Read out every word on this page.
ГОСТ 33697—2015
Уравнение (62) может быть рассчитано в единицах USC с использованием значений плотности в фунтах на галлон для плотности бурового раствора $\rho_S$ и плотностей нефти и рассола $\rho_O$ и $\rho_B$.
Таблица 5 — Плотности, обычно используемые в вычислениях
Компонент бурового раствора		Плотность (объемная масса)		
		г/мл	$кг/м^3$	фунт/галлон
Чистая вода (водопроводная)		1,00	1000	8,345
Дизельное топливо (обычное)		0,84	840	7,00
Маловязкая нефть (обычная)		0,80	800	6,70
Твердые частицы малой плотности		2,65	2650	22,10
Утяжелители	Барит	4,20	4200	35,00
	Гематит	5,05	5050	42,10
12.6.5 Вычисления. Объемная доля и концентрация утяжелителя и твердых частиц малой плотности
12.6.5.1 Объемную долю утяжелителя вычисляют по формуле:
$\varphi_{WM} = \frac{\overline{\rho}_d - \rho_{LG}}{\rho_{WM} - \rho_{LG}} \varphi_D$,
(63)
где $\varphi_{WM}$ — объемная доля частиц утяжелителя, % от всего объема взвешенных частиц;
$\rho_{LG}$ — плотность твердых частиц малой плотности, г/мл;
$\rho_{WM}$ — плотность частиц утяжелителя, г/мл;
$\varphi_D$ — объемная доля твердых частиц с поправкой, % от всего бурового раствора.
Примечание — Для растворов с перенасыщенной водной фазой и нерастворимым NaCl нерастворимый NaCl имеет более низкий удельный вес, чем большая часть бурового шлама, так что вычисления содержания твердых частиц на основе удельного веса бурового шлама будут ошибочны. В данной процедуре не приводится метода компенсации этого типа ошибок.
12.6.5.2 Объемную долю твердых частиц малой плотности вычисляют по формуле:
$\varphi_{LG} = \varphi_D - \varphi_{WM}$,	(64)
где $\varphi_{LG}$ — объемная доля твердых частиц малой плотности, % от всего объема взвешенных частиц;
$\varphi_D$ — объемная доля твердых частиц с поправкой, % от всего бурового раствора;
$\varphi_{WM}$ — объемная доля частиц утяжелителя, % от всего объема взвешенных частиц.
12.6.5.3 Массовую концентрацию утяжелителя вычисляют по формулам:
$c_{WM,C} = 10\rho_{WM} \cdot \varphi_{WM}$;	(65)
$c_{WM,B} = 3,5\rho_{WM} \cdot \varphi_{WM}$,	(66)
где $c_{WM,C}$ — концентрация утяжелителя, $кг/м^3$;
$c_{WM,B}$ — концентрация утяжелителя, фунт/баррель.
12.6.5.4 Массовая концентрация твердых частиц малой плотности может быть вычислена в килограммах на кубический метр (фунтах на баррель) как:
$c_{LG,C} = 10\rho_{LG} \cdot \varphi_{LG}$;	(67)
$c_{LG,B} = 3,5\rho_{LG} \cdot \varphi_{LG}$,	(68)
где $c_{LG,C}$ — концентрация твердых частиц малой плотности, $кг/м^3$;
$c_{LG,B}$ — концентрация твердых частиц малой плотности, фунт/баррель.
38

+-------+

• [Exercise prompt] Which lines above contain the word "утяжелителя"? Copy each of them.

• [Complete answer]
12.6.5 Вычисления. Объемная доля и концентрация утяжелителя и твердых частиц малой плотности
12.6.5.1 Объемную долю утяжелителя вычисляют по формуле:
где $\varphi_{WM}$ — объемная доля частиц утяжелителя, % от всего объема взвешенных частиц;
$\rho_{WM}$ — плотность частиц утяжелителя, г/мл;
$\varphi_{WM}$ — объемная доля частиц утяжелителя, % от всего объема взвешенных частиц.
12.6.5.3 Массовую концентрацию утяжелителя вычисляют по формулам:
где $c_{WM,C}$ — концентрация утяжелителя, $кг/м^3$;
$c_{WM,B}$ — концентрация утяжелителя, фунт/баррель.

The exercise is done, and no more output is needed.